▶ _Raw records_
┄┄┄┄┄┄┄┄┄┄┄┄┄┄┄┄┄┄┄┄
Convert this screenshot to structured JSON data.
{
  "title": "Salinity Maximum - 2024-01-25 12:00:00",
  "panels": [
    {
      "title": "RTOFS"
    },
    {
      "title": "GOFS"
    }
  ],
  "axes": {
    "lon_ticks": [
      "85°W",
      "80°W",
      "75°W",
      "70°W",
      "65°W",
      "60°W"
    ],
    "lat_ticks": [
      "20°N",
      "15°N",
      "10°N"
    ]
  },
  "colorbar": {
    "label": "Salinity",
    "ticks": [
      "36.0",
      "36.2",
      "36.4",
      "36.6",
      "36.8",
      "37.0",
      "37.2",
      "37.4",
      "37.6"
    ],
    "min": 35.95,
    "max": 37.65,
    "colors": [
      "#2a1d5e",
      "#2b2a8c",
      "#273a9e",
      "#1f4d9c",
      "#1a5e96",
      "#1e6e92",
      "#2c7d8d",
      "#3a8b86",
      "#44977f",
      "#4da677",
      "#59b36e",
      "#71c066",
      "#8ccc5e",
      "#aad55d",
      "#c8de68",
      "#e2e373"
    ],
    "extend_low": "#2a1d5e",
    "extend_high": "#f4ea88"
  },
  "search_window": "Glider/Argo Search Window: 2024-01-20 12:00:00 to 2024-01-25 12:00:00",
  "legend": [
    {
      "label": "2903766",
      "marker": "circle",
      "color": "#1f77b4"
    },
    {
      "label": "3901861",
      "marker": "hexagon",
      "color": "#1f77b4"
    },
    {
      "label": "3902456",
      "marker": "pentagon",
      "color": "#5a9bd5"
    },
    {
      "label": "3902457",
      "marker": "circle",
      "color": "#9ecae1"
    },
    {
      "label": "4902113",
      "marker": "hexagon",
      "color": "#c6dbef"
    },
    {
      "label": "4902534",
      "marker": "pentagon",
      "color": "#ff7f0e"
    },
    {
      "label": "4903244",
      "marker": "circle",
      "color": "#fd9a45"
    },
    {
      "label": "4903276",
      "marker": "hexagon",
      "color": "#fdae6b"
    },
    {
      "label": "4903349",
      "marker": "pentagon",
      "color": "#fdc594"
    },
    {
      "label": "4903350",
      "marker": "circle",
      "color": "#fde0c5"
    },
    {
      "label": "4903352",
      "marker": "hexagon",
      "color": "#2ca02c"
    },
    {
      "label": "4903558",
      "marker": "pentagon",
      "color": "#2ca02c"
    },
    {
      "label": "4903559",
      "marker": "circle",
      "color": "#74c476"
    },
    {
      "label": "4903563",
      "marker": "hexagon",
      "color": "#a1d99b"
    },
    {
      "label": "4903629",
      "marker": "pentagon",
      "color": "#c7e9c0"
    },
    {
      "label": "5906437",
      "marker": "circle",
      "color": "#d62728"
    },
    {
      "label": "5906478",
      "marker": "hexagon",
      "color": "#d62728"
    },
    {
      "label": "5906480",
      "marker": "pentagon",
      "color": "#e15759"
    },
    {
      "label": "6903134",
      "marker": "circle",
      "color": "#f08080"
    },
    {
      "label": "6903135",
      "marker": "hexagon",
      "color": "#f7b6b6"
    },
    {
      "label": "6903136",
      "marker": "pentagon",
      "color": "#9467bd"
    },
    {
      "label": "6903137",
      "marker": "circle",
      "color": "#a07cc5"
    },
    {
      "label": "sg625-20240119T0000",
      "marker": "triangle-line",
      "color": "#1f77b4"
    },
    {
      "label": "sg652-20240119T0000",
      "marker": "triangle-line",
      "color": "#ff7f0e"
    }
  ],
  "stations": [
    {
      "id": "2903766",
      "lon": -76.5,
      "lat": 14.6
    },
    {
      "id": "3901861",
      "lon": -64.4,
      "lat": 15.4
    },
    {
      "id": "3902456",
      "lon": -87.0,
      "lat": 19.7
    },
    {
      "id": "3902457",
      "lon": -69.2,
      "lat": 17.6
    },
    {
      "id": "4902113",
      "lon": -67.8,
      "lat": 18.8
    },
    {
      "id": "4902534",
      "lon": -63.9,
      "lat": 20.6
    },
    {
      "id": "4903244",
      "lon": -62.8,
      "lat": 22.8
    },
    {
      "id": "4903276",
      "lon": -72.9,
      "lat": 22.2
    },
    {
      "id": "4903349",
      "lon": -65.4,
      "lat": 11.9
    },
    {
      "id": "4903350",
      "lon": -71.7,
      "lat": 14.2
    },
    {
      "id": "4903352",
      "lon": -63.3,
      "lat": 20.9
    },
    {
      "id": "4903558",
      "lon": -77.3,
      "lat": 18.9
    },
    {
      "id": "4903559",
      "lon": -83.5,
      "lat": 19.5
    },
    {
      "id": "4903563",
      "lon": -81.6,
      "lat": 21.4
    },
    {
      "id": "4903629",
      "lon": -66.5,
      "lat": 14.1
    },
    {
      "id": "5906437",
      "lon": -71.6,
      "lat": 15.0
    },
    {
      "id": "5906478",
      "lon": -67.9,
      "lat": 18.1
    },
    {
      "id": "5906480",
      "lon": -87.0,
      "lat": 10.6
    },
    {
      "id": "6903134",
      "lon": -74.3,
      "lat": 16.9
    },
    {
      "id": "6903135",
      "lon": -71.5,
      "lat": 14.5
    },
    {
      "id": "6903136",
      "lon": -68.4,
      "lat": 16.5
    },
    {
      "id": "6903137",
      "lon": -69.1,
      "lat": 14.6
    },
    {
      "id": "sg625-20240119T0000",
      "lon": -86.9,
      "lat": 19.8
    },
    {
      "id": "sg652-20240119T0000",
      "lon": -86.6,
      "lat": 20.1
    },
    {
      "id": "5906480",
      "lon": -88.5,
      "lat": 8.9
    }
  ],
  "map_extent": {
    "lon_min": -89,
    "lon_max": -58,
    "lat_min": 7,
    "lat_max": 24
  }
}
┄┄┄┄┄┄┄┄┄┄┄┄┄┄┄┄┄┄┄┄
▶ _Short exercise_
Hand back the material above in full, exactly as written.

▶ _Problem solution_
Convert this screenshot to structured JSON data.
{
  "title": "Salinity Maximum - 2024-01-25 12:00:00",
  "panels": [
    {
      "title": "RTOFS"
    },
    {
      "title": "GOFS"
    }
  ],
  "axes": {
    "lon_ticks": [
      "85°W",
      "80°W",
      "75°W",
      "70°W",
      "65°W",
      "60°W"
    ],
    "lat_ticks": [
      "20°N",
      "15°N",
      "10°N"
    ]
  },
  "colorbar": {
    "label": "Salinity",
    "ticks": [
      "36.0",
      "36.2",
      "36.4",
      "36.6",
      "36.8",
      "37.0",
      "37.2",
      "37.4",
      "37.6"
    ],
    "min": 35.95,
    "max": 37.65,
    "colors": [
      "#2a1d5e",
      "#2b2a8c",
      "#273a9e",
      "#1f4d9c",
      "#1a5e96",
      "#1e6e92",
      "#2c7d8d",
      "#3a8b86",
      "#44977f",
      "#4da677",
      "#59b36e",
      "#71c066",
      "#8ccc5e",
      "#aad55d",
      "#c8de68",
      "#e2e373"
    ],
    "extend_low": "#2a1d5e",
    "extend_high": "#f4ea88"
  },
  "search_window": "Glider/Argo Search Window: 2024-01-20 12:00:00 to 2024-01-25 12:00:00",
  "legend": [
    {
      "label": "2903766",
      "marker": "circle",
      "color": "#1f77b4"
    },
    {
      "label": "3901861",
      "marker": "hexagon",
      "color": "#1f77b4"
    },
    {
      "label": "3902456",
      "marker": "pentagon",
      "color": "#5a9bd5"
    },
    {
      "label": "3902457",
      "marker": "circle",
      "color": "#9ecae1"
    },
    {
      "label": "4902113",
      "marker": "hexagon",
      "color": "#c6dbef"
    },
    {
      "label": "4902534",
      "marker": "pentagon",
      "color": "#ff7f0e"
    },
    {
      "label": "4903244",
      "marker": "circle",
      "color": "#fd9a45"
    },
    {
      "label": "4903276",
      "marker": "hexagon",
      "color": "#fdae6b"
    },
    {
      "label": "4903349",
      "marker": "pentagon",
      "color": "#fdc594"
    },
    {
      "label": "4903350",
      "marker": "circle",
      "color": "#fde0c5"
    },
    {
      "label": "4903352",
      "marker": "hexagon",
      "color": "#2ca02c"
    },
    {
      "label": "4903558",
      "marker": "pentagon",
      "color": "#2ca02c"
    },
    {
      "label": "4903559",
      "marker": "circle",
      "color": "#74c476"
    },
    {
      "label": "4903563",
      "marker": "hexagon",
      "color": "#a1d99b"
    },
    {
      "label": "4903629",
      "marker": "pentagon",
      "color": "#c7e9c0"
    },
    {
      "label": "5906437",
      "marker": "circle",
      "color": "#d62728"
    },
    {
      "label": "5906478",
      "marker": "hexagon",
      "color": "#d62728"
    },
    {
      "label": "5906480",
      "marker": "pentagon",
      "color": "#e15759"
    },
    {
      "label": "6903134",
      "marker": "circle",
      "color": "#f08080"
    },
    {
      "label": "6903135",
      "marker": "hexagon",
      "color": "#f7b6b6"
    },
    {
      "label": "6903136",
      "marker": "pentagon",
      "color": "#9467bd"
    },
    {
      "label": "6903137",
      "marker": "circle",
      "color": "#a07cc5"
    },
    {
      "label": "sg625-20240119T0000",
      "marker": "triangle-line",
      "color": "#1f77b4"
    },
    {
      "label": "sg652-20240119T0000",
      "marker": "triangle-line",
      "color": "#ff7f0e"
    }
  ],
  "stations": [
    {
      "id": "2903766",
      "lon": -76.5,
      "lat": 14.6
    },
    {
      "id": "3901861",
      "lon": -64.4,
      "lat": 15.4
    },
    {
      "id": "3902456",
      "lon": -87.0,
      "lat": 19.7
    },
    {
      "id": "3902457",
      "lon": -69.2,
      "lat": 17.6
    },
    {
      "id": "4902113",
      "lon": -67.8,
      "lat": 18.8
    },
    {
      "id": "4902534",
      "lon": -63.9,
      "lat": 20.6
    },
    {
      "id": "4903244",
      "lon": -62.8,
      "lat": 22.8
    },
    {
      "id": "4903276",
      "lon": -72.9,
      "lat": 22.2
    },
    {
      "id": "4903349",
      "lon": -65.4,
      "lat": 11.9
    },
    {
      "id": "4903350",
      "lon": -71.7,
      "lat": 14.2
    },
    {
      "id": "4903352",
      "lon": -63.3,
      "lat": 20.9
    },
    {
      "id": "4903558",
      "lon": -77.3,
      "lat": 18.9
    },
    {
      "id": "4903559",
      "lon": -83.5,
      "lat": 19.5
    },
    {
      "id": "4903563",
      "lon": -81.6,
      "lat": 21.4
    },
    {
      "id": "4903629",
      "lon": -66.5,
      "lat": 14.1
    },
    {
      "id": "5906437",
      "lon": -71.6,
      "lat": 15.0
    },
    {
      "id": "5906478",
      "lon": -67.9,
      "lat": 18.1
    },
    {
      "id": "5906480",
      "lon": -87.0,
      "lat": 10.6
    },
    {
      "id": "6903134",
      "lon": -74.3,
      "lat": 16.9
    },
    {
      "id": "6903135",
      "lon": -71.5,
      "lat": 14.5
    },
    {
      "id": "6903136",
      "lon": -68.4,
      "lat": 16.5
    },
    {
      "id": "6903137",
      "lon": -69.1,
      "lat": 14.6
    },
    {
      "id": "sg625-20240119T0000",
      "lon": -86.9,
      "lat": 19.8
    },
    {
      "id": "sg652-20240119T0000",
      "lon": -86.6,
      "lat": 20.1
    },
    {
      "id": "5906480",
      "lon": -88.5,
      "lat": 8.9
    }
  ],
  "map_extent": {
    "lon_min": -89,
    "lon_max": -58,
    "lat_min": 7,
    "lat_max": 24
  }
}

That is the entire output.